GOAL OF THE EXERCISE » Output the rows below verbatim, from the start of the rows up to and including the line that contains "candle-body bbox=[719, 562, 729, 565]".

Items listed in a dataset
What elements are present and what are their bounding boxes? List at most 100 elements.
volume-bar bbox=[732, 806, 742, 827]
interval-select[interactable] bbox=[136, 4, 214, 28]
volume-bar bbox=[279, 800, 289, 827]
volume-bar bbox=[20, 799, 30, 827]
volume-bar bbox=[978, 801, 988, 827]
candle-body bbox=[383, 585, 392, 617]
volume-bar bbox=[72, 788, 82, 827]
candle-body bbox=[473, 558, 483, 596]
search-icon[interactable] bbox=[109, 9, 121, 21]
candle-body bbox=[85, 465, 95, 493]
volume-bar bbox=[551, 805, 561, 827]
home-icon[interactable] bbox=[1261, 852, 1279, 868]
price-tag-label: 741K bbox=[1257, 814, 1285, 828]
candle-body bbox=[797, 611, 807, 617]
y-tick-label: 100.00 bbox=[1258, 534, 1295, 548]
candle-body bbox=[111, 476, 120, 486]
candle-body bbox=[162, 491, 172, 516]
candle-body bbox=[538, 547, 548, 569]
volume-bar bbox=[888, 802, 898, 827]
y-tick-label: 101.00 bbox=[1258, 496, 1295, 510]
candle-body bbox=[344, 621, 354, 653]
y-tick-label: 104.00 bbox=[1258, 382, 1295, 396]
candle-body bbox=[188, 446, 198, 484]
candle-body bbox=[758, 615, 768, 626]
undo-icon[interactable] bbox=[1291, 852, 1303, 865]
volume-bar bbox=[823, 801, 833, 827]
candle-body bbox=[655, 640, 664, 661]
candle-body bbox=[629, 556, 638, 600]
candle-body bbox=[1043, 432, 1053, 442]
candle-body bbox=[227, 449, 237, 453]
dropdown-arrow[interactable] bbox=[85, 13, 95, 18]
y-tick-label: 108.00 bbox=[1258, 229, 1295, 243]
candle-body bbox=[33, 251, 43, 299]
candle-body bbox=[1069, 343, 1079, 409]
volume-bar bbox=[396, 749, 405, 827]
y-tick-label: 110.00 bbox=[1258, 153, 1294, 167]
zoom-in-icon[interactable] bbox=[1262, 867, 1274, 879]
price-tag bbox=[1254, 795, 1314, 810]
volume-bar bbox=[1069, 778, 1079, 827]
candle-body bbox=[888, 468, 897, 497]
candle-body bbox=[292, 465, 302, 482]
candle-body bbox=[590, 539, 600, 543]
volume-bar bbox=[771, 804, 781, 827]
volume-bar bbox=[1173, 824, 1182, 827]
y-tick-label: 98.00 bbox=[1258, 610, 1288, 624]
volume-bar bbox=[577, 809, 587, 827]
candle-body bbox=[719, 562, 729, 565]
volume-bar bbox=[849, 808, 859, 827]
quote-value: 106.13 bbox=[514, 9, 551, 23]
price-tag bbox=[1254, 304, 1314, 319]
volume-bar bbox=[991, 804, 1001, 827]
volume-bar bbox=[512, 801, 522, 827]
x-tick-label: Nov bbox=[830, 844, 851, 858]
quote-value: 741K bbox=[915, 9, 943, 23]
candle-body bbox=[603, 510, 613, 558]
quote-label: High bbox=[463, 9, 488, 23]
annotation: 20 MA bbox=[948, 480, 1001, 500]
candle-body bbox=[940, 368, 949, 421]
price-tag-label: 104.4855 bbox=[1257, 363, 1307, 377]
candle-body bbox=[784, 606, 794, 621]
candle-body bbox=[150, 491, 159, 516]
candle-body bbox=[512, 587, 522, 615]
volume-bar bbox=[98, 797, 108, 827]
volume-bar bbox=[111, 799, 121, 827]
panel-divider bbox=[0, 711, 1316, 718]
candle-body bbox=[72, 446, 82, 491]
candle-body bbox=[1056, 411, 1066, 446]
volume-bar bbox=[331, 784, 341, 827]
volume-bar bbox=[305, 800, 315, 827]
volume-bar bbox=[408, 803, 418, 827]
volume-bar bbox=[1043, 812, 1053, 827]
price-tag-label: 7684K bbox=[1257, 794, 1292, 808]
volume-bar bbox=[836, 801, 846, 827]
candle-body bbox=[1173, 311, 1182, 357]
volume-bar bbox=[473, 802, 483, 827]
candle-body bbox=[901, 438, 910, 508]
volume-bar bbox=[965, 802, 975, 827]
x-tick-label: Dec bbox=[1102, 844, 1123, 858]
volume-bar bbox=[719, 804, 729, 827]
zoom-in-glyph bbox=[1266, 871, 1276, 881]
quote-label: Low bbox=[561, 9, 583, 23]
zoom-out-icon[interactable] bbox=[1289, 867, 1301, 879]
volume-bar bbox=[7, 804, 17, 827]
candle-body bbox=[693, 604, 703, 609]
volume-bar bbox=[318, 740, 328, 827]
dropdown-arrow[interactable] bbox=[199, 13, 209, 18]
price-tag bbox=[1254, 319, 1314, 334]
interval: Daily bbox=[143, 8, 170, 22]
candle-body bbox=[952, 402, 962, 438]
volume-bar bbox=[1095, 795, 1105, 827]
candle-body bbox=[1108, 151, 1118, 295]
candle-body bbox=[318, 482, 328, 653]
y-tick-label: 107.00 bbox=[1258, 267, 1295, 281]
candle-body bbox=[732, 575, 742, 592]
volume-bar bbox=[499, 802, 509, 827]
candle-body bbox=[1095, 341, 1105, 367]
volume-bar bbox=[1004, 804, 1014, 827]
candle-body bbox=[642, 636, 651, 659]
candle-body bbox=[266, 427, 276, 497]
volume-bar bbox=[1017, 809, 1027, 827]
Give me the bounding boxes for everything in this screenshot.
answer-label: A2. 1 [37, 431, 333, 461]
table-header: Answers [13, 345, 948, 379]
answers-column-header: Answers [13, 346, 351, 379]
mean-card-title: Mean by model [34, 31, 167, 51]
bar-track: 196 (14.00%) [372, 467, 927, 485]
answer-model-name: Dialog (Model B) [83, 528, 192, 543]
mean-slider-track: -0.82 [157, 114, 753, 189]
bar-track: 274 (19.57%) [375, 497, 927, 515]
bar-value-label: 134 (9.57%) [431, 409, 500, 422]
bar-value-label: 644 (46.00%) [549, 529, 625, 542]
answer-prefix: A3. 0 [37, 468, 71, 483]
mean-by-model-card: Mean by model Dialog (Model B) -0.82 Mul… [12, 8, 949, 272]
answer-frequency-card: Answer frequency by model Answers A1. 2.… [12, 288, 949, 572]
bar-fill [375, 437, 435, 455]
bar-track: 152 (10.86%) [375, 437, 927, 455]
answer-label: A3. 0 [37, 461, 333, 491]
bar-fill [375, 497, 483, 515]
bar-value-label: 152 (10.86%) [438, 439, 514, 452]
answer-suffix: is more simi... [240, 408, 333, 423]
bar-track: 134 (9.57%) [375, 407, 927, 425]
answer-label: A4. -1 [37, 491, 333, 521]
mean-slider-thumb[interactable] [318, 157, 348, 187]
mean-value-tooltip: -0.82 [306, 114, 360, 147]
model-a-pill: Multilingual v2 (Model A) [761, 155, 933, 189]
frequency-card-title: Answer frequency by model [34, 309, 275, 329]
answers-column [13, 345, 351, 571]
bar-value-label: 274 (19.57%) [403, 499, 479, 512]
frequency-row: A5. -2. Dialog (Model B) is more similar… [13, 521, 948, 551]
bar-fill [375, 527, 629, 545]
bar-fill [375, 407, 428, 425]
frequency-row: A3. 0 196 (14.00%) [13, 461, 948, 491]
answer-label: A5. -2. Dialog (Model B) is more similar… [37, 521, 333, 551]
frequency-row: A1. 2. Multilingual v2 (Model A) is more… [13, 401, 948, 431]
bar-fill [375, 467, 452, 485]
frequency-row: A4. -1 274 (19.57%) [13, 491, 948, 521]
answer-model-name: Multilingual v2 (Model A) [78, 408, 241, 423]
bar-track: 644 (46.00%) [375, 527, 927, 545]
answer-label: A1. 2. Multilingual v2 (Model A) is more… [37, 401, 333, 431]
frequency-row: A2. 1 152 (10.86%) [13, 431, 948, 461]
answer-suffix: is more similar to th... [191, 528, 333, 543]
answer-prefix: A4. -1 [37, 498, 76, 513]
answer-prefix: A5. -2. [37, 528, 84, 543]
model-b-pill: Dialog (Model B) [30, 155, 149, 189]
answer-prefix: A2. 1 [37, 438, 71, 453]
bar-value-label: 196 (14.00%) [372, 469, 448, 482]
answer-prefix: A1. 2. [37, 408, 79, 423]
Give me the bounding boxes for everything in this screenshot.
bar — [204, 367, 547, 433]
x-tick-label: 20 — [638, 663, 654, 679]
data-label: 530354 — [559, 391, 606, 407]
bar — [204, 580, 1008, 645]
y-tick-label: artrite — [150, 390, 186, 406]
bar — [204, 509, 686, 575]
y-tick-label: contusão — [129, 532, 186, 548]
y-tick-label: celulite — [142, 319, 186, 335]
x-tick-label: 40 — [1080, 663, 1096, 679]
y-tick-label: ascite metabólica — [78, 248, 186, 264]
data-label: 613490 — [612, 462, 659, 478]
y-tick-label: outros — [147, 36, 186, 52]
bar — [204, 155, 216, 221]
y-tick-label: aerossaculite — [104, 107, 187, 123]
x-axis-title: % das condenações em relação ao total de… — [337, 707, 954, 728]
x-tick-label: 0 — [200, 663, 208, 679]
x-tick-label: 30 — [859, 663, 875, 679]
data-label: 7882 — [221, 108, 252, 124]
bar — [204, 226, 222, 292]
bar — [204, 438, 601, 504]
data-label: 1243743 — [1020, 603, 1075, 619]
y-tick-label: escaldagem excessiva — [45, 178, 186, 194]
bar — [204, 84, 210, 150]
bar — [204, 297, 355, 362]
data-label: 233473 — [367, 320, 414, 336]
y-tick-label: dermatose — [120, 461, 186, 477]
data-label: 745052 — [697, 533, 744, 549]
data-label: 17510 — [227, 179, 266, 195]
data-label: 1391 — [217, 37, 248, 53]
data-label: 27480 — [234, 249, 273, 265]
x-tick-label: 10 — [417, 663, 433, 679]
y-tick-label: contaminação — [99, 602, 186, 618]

EXERCISE ANSWER »
What elements are present and what are their bounding boxes? List at most 100 elements.
volume-bar bbox=[732, 806, 742, 827]
interval-select[interactable] bbox=[136, 4, 214, 28]
volume-bar bbox=[279, 800, 289, 827]
volume-bar bbox=[20, 799, 30, 827]
volume-bar bbox=[978, 801, 988, 827]
candle-body bbox=[383, 585, 392, 617]
volume-bar bbox=[72, 788, 82, 827]
candle-body bbox=[473, 558, 483, 596]
search-icon[interactable] bbox=[109, 9, 121, 21]
candle-body bbox=[85, 465, 95, 493]
volume-bar bbox=[551, 805, 561, 827]
home-icon[interactable] bbox=[1261, 852, 1279, 868]
price-tag-label: 741K bbox=[1257, 814, 1285, 828]
candle-body bbox=[797, 611, 807, 617]
y-tick-label: 100.00 bbox=[1258, 534, 1295, 548]
candle-body bbox=[111, 476, 120, 486]
candle-body bbox=[162, 491, 172, 516]
candle-body bbox=[538, 547, 548, 569]
volume-bar bbox=[888, 802, 898, 827]
y-tick-label: 101.00 bbox=[1258, 496, 1295, 510]
candle-body bbox=[344, 621, 354, 653]
y-tick-label: 104.00 bbox=[1258, 382, 1295, 396]
candle-body bbox=[188, 446, 198, 484]
candle-body bbox=[758, 615, 768, 626]
undo-icon[interactable] bbox=[1291, 852, 1303, 865]
volume-bar bbox=[823, 801, 833, 827]
candle-body bbox=[655, 640, 664, 661]
candle-body bbox=[629, 556, 638, 600]
candle-body bbox=[1043, 432, 1053, 442]
candle-body bbox=[227, 449, 237, 453]
dropdown-arrow[interactable] bbox=[85, 13, 95, 18]
y-tick-label: 108.00 bbox=[1258, 229, 1295, 243]
candle-body bbox=[33, 251, 43, 299]
candle-body bbox=[1069, 343, 1079, 409]
volume-bar bbox=[396, 749, 405, 827]
y-tick-label: 110.00 bbox=[1258, 153, 1294, 167]
zoom-in-icon[interactable] bbox=[1262, 867, 1274, 879]
price-tag bbox=[1254, 795, 1314, 810]
volume-bar bbox=[1069, 778, 1079, 827]
candle-body bbox=[888, 468, 897, 497]
candle-body bbox=[292, 465, 302, 482]
candle-body bbox=[590, 539, 600, 543]
volume-bar bbox=[771, 804, 781, 827]
volume-bar bbox=[1173, 824, 1182, 827]
y-tick-label: 98.00 bbox=[1258, 610, 1288, 624]
volume-bar bbox=[577, 809, 587, 827]
candle-body bbox=[719, 562, 729, 565]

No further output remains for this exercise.